Problem statement: Below are the records; pull every line that includes "Available".

○ ○ ○

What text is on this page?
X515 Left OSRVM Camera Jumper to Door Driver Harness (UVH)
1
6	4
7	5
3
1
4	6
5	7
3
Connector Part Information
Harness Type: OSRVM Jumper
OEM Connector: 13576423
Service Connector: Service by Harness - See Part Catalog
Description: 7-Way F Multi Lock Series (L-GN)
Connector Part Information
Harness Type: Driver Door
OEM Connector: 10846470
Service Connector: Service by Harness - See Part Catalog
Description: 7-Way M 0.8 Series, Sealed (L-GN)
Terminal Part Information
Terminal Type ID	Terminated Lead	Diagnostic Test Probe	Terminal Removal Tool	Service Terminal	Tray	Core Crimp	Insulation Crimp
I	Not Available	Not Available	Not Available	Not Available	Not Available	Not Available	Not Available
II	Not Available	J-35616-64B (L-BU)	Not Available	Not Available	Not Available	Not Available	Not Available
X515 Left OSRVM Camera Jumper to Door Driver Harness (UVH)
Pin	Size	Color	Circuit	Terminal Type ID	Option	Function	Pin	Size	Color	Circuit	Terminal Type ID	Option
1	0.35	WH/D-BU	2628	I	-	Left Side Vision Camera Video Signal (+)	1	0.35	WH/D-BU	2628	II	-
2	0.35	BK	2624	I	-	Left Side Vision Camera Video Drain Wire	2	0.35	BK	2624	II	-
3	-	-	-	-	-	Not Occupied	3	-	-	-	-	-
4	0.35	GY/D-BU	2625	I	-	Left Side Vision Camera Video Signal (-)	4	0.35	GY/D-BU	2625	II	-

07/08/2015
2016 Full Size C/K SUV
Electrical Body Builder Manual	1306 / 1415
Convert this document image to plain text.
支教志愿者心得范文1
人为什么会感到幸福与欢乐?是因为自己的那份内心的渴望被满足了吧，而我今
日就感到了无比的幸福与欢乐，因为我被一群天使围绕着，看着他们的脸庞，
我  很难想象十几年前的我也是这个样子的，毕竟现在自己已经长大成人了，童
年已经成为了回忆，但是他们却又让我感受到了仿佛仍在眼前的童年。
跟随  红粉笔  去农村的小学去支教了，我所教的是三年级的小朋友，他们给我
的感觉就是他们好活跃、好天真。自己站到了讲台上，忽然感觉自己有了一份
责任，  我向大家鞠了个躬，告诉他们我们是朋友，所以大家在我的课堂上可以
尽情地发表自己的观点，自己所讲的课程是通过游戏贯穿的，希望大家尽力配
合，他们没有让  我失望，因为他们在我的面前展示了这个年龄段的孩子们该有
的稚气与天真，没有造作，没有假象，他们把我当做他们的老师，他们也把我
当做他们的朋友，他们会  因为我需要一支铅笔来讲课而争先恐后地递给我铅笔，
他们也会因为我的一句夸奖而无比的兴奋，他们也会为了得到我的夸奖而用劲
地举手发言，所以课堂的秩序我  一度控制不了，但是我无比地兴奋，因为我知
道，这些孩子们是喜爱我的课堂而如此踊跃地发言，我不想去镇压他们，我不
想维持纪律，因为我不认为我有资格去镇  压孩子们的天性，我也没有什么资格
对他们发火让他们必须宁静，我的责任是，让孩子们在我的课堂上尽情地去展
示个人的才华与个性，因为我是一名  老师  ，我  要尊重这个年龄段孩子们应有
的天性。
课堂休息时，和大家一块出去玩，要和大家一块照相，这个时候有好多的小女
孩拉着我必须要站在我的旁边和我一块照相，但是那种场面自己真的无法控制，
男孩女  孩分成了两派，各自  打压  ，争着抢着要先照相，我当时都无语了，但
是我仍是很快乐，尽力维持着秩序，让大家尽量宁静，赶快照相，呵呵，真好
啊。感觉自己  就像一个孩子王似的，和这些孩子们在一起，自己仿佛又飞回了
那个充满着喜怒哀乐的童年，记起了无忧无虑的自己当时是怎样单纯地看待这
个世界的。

○ ○ ○

Exercise response:
I	Not Available	Not Available	Not Available	Not Available	Not Available	Not Available	Not Available
II	Not Available	J-35616-64B (L-BU)	Not Available	Not Available	Not Available	Not Available	Not Available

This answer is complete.